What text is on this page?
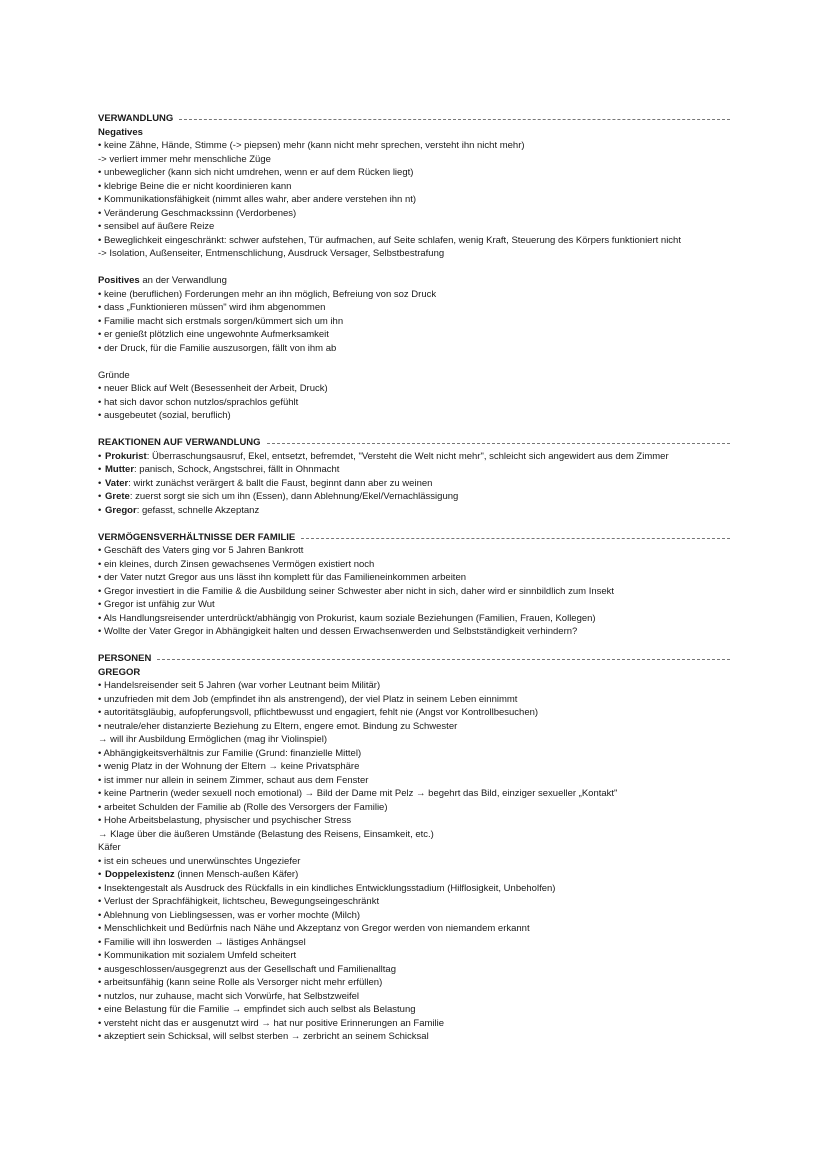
VERWANDLUNG
Negatives
• keine Zähne, Hände, Stimme (-> piepsen) mehr (kann nicht mehr sprechen, versteht ihn nicht mehr)
-> verliert immer mehr menschliche Züge
• unbeweglicher (kann sich nicht umdrehen, wenn er auf dem Rücken liegt)
• klebrige Beine die er nicht koordinieren kann
• Kommunikationsfähigkeit (nimmt alles wahr, aber andere verstehen ihn nt)
• Veränderung Geschmackssinn (Verdorbenes)
• sensibel auf äußere Reize
• Beweglichkeit eingeschränkt: schwer aufstehen, Tür aufmachen, auf Seite schlafen, wenig Kraft, Steuerung des Körpers funktioniert nicht
-> Isolation, Außenseiter, Entmenschlichung, Ausdruck Versager, Selbstbestrafung
Positives an der Verwandlung
• keine (beruflichen) Forderungen mehr an ihn möglich, Befreiung von soz Druck
• dass „Funktionieren müssen" wird ihm abgenommen
• Familie macht sich erstmals sorgen/kümmert sich um ihn
• er genießt plötzlich eine ungewohnte Aufmerksamkeit
• der Druck, für die Familie auszusorgen, fällt von ihm ab
Gründe
• neuer Blick auf Welt (Besessenheit der Arbeit, Druck)
• hat sich davor schon nutzlos/sprachlos gefühlt
• ausgebeutet (sozial, beruflich)
REAKTIONEN AUF VERWANDLUNG
• Prokurist: Überraschungsausruf, Ekel, entsetzt, befremdet, "Versteht die Welt nicht mehr", schleicht sich angewidert aus dem Zimmer
• Mutter: panisch, Schock, Angstschrei, fällt in Ohnmacht
• Vater: wirkt zunächst verärgert & ballt die Faust, beginnt dann aber zu weinen
• Grete: zuerst sorgt sie sich um ihn (Essen), dann Ablehnung/Ekel/Vernachlässigung
• Gregor: gefasst, schnelle Akzeptanz
VERMÖGENSVERHÄLTNISSE DER FAMILIE
• Geschäft des Vaters ging vor 5 Jahren Bankrott
• ein kleines, durch Zinsen gewachsenes Vermögen existiert noch
• der Vater nutzt Gregor aus uns lässt ihn komplett für das Familieneinkommen arbeiten
• Gregor investiert in die Familie & die Ausbildung seiner Schwester aber nicht in sich, daher wird er sinnbildlich zum Insekt
• Gregor ist unfähig zur Wut
• Als Handlungsreisender unterdrückt/abhängig von Prokurist, kaum soziale Beziehungen (Familien, Frauen, Kollegen)
• Wollte der Vater Gregor in Abhängigkeit halten und dessen Erwachsenwerden und Selbstständigkeit verhindern?
PERSONEN
GREGOR
• Handelsreisender seit 5 Jahren (war vorher Leutnant beim Militär)
• unzufrieden mit dem Job (empfindet ihn als anstrengend), der viel Platz in seinem Leben einnimmt
• autoritätsgläubig, aufopferungsvoll, pflichtbewusst und engagiert, fehlt nie (Angst vor Kontrollbesuchen)
• neutrale/eher distanzierte Beziehung zu Eltern, engere emot. Bindung zu Schwester
→ will ihr Ausbildung Ermöglichen (mag ihr Violinspiel)
• Abhängigkeitsverhältnis zur Familie (Grund: finanzielle Mittel)
• wenig Platz in der Wohnung der Eltern → keine Privatsphäre
• ist immer nur allein in seinem Zimmer, schaut aus dem Fenster
• keine Partnerin (weder sexuell noch emotional) → Bild der Dame mit Pelz → begehrt das Bild, einziger sexueller „Kontakt"
• arbeitet Schulden der Familie ab (Rolle des Versorgers der Familie)
• Hohe Arbeitsbelastung, physischer und psychischer Stress
→ Klage über die äußeren Umstände (Belastung des Reisens, Einsamkeit, etc.)
Käfer
• ist ein scheues und unerwünschtes Ungeziefer
• Doppelexistenz (innen Mensch-außen Käfer)
• Insektengestalt als Ausdruck des Rückfalls in ein kindliches Entwicklungsstadium (Hilflosigkeit, Unbeholfen)
• Verlust der Sprachfähigkeit, lichtscheu, Bewegungseingeschränkt
• Ablehnung von Lieblingsessen, was er vorher mochte (Milch)
• Menschlichkeit und Bedürfnis nach Nähe und Akzeptanz von Gregor werden von niemandem erkannt
• Familie will ihn loswerden → lästiges Anhängsel
• Kommunikation mit sozialem Umfeld scheitert
• ausgeschlossen/ausgegrenzt aus der Gesellschaft und Familienalltag
• arbeitsunfähig (kann seine Rolle als Versorger nicht mehr erfüllen)
• nutzlos, nur zuhause, macht sich Vorwürfe, hat Selbstzweifel
• eine Belastung für die Familie → empfindet sich auch selbst als Belastung
• versteht nicht das er ausgenutzt wird → hat nur positive Erinnerungen an Familie
• akzeptiert sein Schicksal, will selbst sterben → zerbricht an seinem Schicksal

Work required: Every line above that holds the string "fällt" should be copied out.

Answer to this task:
• der Druck, für die Familie auszusorgen, fällt von ihm ab
• Mutter: panisch, Schock, Angstschrei, fällt in Ohnmacht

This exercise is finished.